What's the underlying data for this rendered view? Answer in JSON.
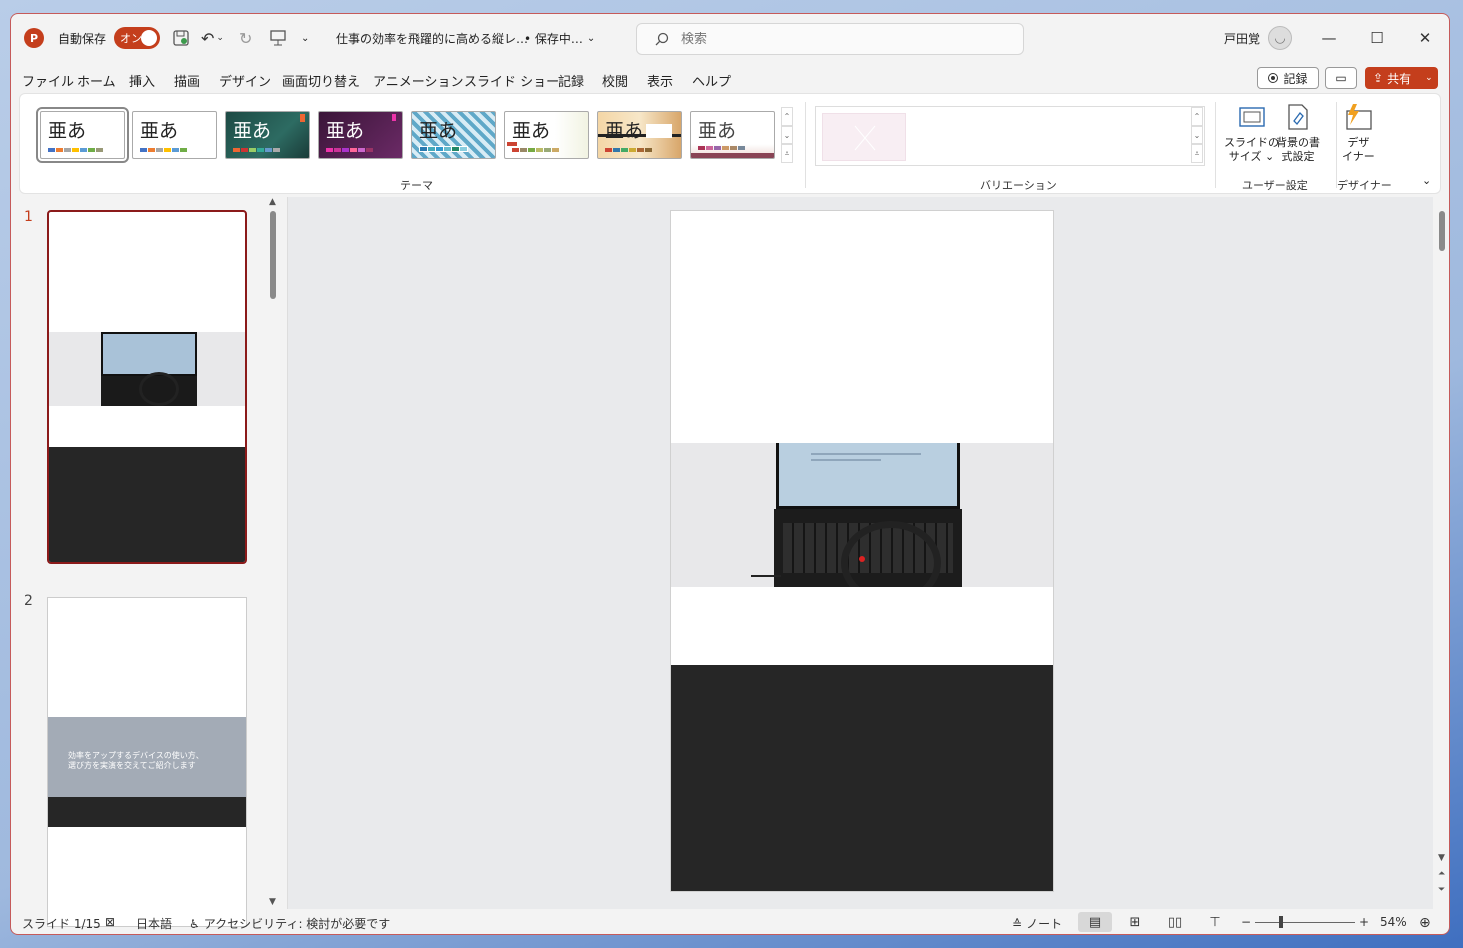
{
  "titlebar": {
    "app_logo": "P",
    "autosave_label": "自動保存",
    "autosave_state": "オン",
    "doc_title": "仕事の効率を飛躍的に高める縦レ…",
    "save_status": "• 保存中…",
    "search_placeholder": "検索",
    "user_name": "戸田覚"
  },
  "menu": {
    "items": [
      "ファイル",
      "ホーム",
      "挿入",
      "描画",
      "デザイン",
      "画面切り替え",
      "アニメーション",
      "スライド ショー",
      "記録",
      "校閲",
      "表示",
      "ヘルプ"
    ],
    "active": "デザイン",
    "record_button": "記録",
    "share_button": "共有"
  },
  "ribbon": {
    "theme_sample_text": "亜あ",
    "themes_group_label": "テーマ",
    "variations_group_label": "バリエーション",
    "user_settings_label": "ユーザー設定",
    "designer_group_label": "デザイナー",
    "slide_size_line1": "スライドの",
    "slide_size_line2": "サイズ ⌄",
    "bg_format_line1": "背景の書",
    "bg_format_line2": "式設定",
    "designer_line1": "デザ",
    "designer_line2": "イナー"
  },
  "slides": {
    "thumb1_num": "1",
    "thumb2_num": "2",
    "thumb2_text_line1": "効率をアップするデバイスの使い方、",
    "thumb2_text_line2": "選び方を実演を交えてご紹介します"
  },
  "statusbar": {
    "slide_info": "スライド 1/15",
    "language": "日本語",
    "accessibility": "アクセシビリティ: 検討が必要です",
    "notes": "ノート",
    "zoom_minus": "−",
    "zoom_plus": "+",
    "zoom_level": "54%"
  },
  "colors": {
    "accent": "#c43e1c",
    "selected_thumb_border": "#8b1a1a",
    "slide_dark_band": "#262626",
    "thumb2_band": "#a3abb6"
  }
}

==

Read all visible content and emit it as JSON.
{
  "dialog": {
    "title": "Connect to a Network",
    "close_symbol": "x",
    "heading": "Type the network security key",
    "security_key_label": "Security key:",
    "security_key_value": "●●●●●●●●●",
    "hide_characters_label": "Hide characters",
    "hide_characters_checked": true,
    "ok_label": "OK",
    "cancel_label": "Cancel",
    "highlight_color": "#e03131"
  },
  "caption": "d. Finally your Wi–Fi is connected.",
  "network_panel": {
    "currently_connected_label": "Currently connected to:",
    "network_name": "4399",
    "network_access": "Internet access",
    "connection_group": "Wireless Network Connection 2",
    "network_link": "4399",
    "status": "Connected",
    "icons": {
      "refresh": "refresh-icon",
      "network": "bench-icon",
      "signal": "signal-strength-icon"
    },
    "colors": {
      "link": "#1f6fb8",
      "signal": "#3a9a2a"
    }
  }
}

...

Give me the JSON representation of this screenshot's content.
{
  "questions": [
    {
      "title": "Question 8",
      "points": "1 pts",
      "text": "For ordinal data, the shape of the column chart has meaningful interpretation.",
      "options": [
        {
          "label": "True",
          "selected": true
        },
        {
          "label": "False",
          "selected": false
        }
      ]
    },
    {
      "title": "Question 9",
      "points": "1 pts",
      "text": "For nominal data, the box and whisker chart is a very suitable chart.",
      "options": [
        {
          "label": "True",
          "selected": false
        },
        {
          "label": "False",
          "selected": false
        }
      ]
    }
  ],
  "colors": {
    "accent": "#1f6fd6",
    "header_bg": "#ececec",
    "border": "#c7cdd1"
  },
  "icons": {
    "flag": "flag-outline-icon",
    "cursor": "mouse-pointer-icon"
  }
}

[Requirements]:
Return every line from the records above that holds the word "JSON".

[Final result]:
What's the underlying data for this rendered view? Answer in JSON.
Read all visible content and emit it as JSON.
Give me the JSON representation of this screenshot's content.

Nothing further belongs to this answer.